***** Records

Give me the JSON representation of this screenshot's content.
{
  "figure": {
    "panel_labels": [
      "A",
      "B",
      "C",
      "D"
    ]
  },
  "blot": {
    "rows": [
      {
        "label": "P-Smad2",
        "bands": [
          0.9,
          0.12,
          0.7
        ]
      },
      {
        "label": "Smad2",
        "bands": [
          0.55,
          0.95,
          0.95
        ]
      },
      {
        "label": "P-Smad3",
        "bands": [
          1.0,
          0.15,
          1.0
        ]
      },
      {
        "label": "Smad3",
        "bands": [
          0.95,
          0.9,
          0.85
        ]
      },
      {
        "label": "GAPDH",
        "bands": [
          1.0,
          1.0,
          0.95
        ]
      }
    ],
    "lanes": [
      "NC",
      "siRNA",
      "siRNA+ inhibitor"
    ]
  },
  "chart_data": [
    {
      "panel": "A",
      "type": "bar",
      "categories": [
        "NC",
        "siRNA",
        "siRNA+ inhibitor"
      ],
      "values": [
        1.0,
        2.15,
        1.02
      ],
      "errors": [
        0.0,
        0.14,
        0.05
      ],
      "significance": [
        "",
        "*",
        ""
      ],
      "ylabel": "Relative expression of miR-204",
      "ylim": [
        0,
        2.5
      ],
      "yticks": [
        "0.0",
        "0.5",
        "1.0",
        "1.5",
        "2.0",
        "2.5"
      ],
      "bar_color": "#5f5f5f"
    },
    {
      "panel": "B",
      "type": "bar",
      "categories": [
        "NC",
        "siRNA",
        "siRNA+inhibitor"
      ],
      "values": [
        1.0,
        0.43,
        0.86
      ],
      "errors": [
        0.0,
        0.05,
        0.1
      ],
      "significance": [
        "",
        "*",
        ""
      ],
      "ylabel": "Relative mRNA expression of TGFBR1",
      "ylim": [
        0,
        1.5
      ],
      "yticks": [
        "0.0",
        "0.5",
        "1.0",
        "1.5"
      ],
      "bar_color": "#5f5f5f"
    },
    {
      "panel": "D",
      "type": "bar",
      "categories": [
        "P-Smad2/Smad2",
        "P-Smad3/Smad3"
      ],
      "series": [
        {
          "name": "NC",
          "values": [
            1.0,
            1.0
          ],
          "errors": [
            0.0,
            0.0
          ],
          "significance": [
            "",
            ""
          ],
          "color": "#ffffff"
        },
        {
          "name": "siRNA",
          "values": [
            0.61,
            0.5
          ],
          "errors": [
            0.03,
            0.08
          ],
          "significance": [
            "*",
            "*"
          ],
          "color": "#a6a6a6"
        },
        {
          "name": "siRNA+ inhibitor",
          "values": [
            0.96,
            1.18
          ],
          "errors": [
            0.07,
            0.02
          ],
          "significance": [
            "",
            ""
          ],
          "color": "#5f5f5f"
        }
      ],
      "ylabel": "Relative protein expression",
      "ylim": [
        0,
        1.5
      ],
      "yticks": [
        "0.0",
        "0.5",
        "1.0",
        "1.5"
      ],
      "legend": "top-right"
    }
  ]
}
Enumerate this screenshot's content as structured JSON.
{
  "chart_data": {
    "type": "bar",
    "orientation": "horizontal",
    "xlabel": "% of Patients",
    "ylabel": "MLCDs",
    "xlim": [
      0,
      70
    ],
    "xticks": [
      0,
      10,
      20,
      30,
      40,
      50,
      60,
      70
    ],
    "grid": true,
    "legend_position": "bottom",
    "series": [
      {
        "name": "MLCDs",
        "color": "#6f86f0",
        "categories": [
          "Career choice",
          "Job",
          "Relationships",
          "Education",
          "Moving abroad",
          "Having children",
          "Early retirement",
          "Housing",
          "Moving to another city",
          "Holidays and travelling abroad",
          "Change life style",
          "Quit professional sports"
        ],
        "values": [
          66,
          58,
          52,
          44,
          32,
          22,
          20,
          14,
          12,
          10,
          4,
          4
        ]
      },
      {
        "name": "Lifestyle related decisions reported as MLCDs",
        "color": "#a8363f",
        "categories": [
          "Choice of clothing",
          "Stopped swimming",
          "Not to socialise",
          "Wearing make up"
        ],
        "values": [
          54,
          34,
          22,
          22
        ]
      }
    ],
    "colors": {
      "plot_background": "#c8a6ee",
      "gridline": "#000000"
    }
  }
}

**********

*About this task:* Word for word, set down all of the records above.

*Answer to this problem:*
Give me the JSON representation of this screenshot's content.
{
  "figure": {
    "panel_labels": [
      "A",
      "B",
      "C",
      "D"
    ]
  },
  "blot": {
    "rows": [
      {
        "label": "P-Smad2",
        "bands": [
          0.9,
          0.12,
          0.7
        ]
      },
      {
        "label": "Smad2",
        "bands": [
          0.55,
          0.95,
          0.95
        ]
      },
      {
        "label": "P-Smad3",
        "bands": [
          1.0,
          0.15,
          1.0
        ]
      },
      {
        "label": "Smad3",
        "bands": [
          0.95,
          0.9,
          0.85
        ]
      },
      {
        "label": "GAPDH",
        "bands": [
          1.0,
          1.0,
          0.95
        ]
      }
    ],
    "lanes": [
      "NC",
      "siRNA",
      "siRNA+ inhibitor"
    ]
  },
  "chart_data": [
    {
      "panel": "A",
      "type": "bar",
      "categories": [
        "NC",
        "siRNA",
        "siRNA+ inhibitor"
      ],
      "values": [
        1.0,
        2.15,
        1.02
      ],
      "errors": [
        0.0,
        0.14,
        0.05
      ],
      "significance": [
        "",
        "*",
        ""
      ],
      "ylabel": "Relative expression of miR-204",
      "ylim": [
        0,
        2.5
      ],
      "yticks": [
        "0.0",
        "0.5",
        "1.0",
        "1.5",
        "2.0",
        "2.5"
      ],
      "bar_color": "#5f5f5f"
    },
    {
      "panel": "B",
      "type": "bar",
      "categories": [
        "NC",
        "siRNA",
        "siRNA+inhibitor"
      ],
      "values": [
        1.0,
        0.43,
        0.86
      ],
      "errors": [
        0.0,
        0.05,
        0.1
      ],
      "significance": [
        "",
        "*",
        ""
      ],
      "ylabel": "Relative mRNA expression of TGFBR1",
      "ylim": [
        0,
        1.5
      ],
      "yticks": [
        "0.0",
        "0.5",
        "1.0",
        "1.5"
      ],
      "bar_color": "#5f5f5f"
    },
    {
      "panel": "D",
      "type": "bar",
      "categories": [
        "P-Smad2/Smad2",
        "P-Smad3/Smad3"
      ],
      "series": [
        {
          "name": "NC",
          "values": [
            1.0,
            1.0
          ],
          "errors": [
            0.0,
            0.0
          ],
          "significance": [
            "",
            ""
          ],
          "color": "#ffffff"
        },
        {
          "name": "siRNA",
          "values": [
            0.61,
            0.5
          ],
          "errors": [
            0.03,
            0.08
          ],
          "significance": [
            "*",
            "*"
          ],
          "color": "#a6a6a6"
        },
        {
          "name": "siRNA+ inhibitor",
          "values": [
            0.96,
            1.18
          ],
          "errors": [
            0.07,
            0.02
          ],
          "significance": [
            "",
            ""
          ],
          "color": "#5f5f5f"
        }
      ],
      "ylabel": "Relative protein expression",
      "ylim": [
        0,
        1.5
      ],
      "yticks": [
        "0.0",
        "0.5",
        "1.0",
        "1.5"
      ],
      "legend": "top-right"
    }
  ]
}
Enumerate this screenshot's content as structured JSON.
{
  "chart_data": {
    "type": "bar",
    "orientation": "horizontal",
    "xlabel": "% of Patients",
    "ylabel": "MLCDs",
    "xlim": [
      0,
      70
    ],
    "xticks": [
      0,
      10,
      20,
      30,
      40,
      50,
      60,
      70
    ],
    "grid": true,
    "legend_position": "bottom",
    "series": [
      {
        "name": "MLCDs",
        "color": "#6f86f0",
        "categories": [
          "Career choice",
          "Job",
          "Relationships",
          "Education",
          "Moving abroad",
          "Having children",
          "Early retirement",
          "Housing",
          "Moving to another city",
          "Holidays and travelling abroad",
          "Change life style",
          "Quit professional sports"
        ],
        "values": [
          66,
          58,
          52,
          44,
          32,
          22,
          20,
          14,
          12,
          10,
          4,
          4
        ]
      },
      {
        "name": "Lifestyle related decisions reported as MLCDs",
        "color": "#a8363f",
        "categories": [
          "Choice of clothing",
          "Stopped swimming",
          "Not to socialise",
          "Wearing make up"
        ],
        "values": [
          54,
          34,
          22,
          22
        ]
      }
    ],
    "colors": {
      "plot_background": "#c8a6ee",
      "gridline": "#000000"
    }
  }
}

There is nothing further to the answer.